◆ WHAT TO DO:
Update the records by changing every "bar-segment" to "bar-piece", leaving everything else as it is.

== RAW DATA ==

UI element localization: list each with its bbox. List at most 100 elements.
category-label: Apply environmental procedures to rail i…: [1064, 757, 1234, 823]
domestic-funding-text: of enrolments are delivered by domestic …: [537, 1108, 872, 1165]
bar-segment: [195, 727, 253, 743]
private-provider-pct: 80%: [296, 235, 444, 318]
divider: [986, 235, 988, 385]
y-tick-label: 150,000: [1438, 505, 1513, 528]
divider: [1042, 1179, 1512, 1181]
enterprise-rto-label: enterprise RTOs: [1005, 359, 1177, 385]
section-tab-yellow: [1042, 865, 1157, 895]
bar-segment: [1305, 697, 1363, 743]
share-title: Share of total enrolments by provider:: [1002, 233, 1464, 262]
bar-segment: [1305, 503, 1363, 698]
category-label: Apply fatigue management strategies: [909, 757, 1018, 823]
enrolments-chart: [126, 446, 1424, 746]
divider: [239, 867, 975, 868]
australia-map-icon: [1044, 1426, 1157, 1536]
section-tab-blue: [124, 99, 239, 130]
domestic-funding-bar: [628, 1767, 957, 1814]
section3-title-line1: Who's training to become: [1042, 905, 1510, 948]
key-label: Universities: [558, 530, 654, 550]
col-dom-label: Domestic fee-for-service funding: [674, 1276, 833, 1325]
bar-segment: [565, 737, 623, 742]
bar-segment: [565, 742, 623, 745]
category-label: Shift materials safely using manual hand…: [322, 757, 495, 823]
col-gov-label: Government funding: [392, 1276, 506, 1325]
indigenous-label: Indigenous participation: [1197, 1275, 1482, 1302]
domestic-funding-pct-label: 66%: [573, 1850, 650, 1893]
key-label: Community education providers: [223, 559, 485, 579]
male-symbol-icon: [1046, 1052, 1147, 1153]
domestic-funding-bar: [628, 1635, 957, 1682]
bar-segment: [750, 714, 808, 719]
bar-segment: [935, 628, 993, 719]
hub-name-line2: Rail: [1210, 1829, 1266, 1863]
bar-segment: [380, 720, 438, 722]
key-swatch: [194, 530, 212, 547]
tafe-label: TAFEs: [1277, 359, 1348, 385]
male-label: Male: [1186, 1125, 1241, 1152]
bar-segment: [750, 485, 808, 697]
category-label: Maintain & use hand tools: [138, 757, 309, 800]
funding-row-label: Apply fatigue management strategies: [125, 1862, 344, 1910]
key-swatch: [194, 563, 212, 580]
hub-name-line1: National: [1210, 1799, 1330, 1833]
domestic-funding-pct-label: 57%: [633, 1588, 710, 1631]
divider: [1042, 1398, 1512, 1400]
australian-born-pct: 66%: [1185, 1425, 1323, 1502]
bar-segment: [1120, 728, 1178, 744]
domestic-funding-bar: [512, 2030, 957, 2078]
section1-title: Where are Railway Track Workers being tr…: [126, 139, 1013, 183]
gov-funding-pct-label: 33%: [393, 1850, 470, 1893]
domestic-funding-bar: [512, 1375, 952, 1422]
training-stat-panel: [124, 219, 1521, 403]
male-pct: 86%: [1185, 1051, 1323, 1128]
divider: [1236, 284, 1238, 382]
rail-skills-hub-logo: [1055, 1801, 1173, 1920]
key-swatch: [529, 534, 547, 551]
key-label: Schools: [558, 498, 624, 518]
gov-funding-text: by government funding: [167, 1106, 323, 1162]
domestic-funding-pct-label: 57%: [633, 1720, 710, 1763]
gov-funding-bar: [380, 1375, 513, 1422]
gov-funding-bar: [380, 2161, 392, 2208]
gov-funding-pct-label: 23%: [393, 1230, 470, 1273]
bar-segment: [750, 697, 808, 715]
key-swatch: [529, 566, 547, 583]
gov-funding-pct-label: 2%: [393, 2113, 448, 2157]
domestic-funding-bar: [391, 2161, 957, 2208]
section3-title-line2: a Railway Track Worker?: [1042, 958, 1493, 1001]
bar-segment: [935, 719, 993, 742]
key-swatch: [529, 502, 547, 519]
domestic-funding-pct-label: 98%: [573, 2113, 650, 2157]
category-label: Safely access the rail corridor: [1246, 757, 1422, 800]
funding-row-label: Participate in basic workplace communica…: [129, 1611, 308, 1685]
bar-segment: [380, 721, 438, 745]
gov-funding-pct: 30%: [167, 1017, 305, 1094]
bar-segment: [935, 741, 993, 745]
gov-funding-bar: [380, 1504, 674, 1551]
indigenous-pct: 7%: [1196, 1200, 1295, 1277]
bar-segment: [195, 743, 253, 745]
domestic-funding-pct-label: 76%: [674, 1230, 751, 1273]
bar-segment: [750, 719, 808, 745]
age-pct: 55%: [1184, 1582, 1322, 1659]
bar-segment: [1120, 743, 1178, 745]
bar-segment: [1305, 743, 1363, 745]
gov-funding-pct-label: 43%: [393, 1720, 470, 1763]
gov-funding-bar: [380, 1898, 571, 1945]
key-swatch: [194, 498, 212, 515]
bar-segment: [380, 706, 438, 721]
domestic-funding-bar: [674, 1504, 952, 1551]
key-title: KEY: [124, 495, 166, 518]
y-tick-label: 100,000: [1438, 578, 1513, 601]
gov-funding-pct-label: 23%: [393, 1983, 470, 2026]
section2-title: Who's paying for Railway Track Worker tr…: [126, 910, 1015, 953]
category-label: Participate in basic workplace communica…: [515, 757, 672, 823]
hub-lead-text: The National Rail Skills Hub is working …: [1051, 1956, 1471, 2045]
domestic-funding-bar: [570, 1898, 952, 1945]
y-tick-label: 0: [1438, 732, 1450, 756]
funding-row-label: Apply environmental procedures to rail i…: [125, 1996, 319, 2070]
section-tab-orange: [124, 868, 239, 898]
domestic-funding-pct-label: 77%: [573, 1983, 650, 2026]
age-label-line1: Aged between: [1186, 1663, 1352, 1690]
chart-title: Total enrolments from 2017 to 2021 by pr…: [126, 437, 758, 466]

===

◆ SOLUTION:
UI element localization: list each with its bbox. List at most 100 elements.
category-label: Apply environmental procedures to rail i…: [1064, 757, 1234, 823]
domestic-funding-text: of enrolments are delivered by domestic …: [537, 1108, 872, 1165]
bar-piece: [195, 727, 253, 743]
private-provider-pct: 80%: [296, 235, 444, 318]
divider: [986, 235, 988, 385]
y-tick-label: 150,000: [1438, 505, 1513, 528]
divider: [1042, 1179, 1512, 1181]
enterprise-rto-label: enterprise RTOs: [1005, 359, 1177, 385]
section-tab-yellow: [1042, 865, 1157, 895]
bar-piece: [1305, 697, 1363, 743]
share-title: Share of total enrolments by provider:: [1002, 233, 1464, 262]
bar-piece: [1305, 503, 1363, 698]
category-label: Apply fatigue management strategies: [909, 757, 1018, 823]
enrolments-chart: [126, 446, 1424, 746]
divider: [239, 867, 975, 868]
australia-map-icon: [1044, 1426, 1157, 1536]
section-tab-blue: [124, 99, 239, 130]
domestic-funding-bar: [628, 1767, 957, 1814]
section3-title-line1: Who's training to become: [1042, 905, 1510, 948]
key-label: Universities: [558, 530, 654, 550]
col-dom-label: Domestic fee-for-service funding: [674, 1276, 833, 1325]
bar-piece: [565, 737, 623, 742]
bar-piece: [565, 742, 623, 745]
category-label: Shift materials safely using manual hand…: [322, 757, 495, 823]
col-gov-label: Government funding: [392, 1276, 506, 1325]
indigenous-label: Indigenous participation: [1197, 1275, 1482, 1302]
domestic-funding-pct-label: 66%: [573, 1850, 650, 1893]
key-label: Community education providers: [223, 559, 485, 579]
male-symbol-icon: [1046, 1052, 1147, 1153]
domestic-funding-bar: [628, 1635, 957, 1682]
bar-piece: [750, 714, 808, 719]
bar-piece: [935, 628, 993, 719]
hub-name-line2: Rail: [1210, 1829, 1266, 1863]
bar-piece: [380, 720, 438, 722]
key-swatch: [194, 530, 212, 547]
tafe-label: TAFEs: [1277, 359, 1348, 385]
male-label: Male: [1186, 1125, 1241, 1152]
bar-piece: [750, 485, 808, 697]
category-label: Maintain & use hand tools: [138, 757, 309, 800]
funding-row-label: Apply fatigue management strategies: [125, 1862, 344, 1910]
key-swatch: [194, 563, 212, 580]
hub-name-line1: National: [1210, 1799, 1330, 1833]
domestic-funding-pct-label: 57%: [633, 1588, 710, 1631]
divider: [1042, 1398, 1512, 1400]
australian-born-pct: 66%: [1185, 1425, 1323, 1502]
bar-piece: [1120, 728, 1178, 744]
domestic-funding-bar: [512, 2030, 957, 2078]
section1-title: Where are Railway Track Workers being tr…: [126, 139, 1013, 183]
gov-funding-pct-label: 33%: [393, 1850, 470, 1893]
domestic-funding-bar: [512, 1375, 952, 1422]
training-stat-panel: [124, 219, 1521, 403]
male-pct: 86%: [1185, 1051, 1323, 1128]
divider: [1236, 284, 1238, 382]
rail-skills-hub-logo: [1055, 1801, 1173, 1920]
key-swatch: [529, 534, 547, 551]
key-label: Schools: [558, 498, 624, 518]
gov-funding-text: by government funding: [167, 1106, 323, 1162]
domestic-funding-pct-label: 57%: [633, 1720, 710, 1763]
gov-funding-bar: [380, 1375, 513, 1422]
gov-funding-bar: [380, 2161, 392, 2208]
gov-funding-pct-label: 23%: [393, 1230, 470, 1273]
bar-piece: [750, 697, 808, 715]
key-swatch: [529, 566, 547, 583]
gov-funding-pct-label: 2%: [393, 2113, 448, 2157]
domestic-funding-bar: [391, 2161, 957, 2208]
section3-title-line2: a Railway Track Worker?: [1042, 958, 1493, 1001]
bar-piece: [935, 719, 993, 742]
key-swatch: [529, 502, 547, 519]
domestic-funding-pct-label: 98%: [573, 2113, 650, 2157]
category-label: Safely access the rail corridor: [1246, 757, 1422, 800]
funding-row-label: Participate in basic workplace communica…: [129, 1611, 308, 1685]
bar-piece: [380, 721, 438, 745]
gov-funding-pct: 30%: [167, 1017, 305, 1094]
bar-piece: [935, 741, 993, 745]
gov-funding-bar: [380, 1504, 674, 1551]
indigenous-pct: 7%: [1196, 1200, 1295, 1277]
bar-piece: [195, 743, 253, 745]
domestic-funding-pct-label: 76%: [674, 1230, 751, 1273]
bar-piece: [750, 719, 808, 745]
age-pct: 55%: [1184, 1582, 1322, 1659]
bar-piece: [1120, 743, 1178, 745]
bar-piece: [1305, 743, 1363, 745]
gov-funding-pct-label: 43%: [393, 1720, 470, 1763]
gov-funding-bar: [380, 1898, 571, 1945]
key-swatch: [194, 498, 212, 515]
bar-piece: [380, 706, 438, 721]
domestic-funding-bar: [674, 1504, 952, 1551]
key-title: KEY: [124, 495, 166, 518]
y-tick-label: 100,000: [1438, 578, 1513, 601]
gov-funding-pct-label: 23%: [393, 1983, 470, 2026]
section2-title: Who's paying for Railway Track Worker tr…: [126, 910, 1015, 953]
category-label: Participate in basic workplace communica…: [515, 757, 672, 823]
hub-lead-text: The National Rail Skills Hub is working …: [1051, 1956, 1471, 2045]
domestic-funding-bar: [570, 1898, 952, 1945]
y-tick-label: 0: [1438, 732, 1450, 756]
funding-row-label: Apply environmental procedures to rail i…: [125, 1996, 319, 2070]
section-tab-orange: [124, 868, 239, 898]
domestic-funding-pct-label: 77%: [573, 1983, 650, 2026]
age-label-line1: Aged between: [1186, 1663, 1352, 1690]
chart-title: Total enrolments from 2017 to 2021 by pr…: [126, 437, 758, 466]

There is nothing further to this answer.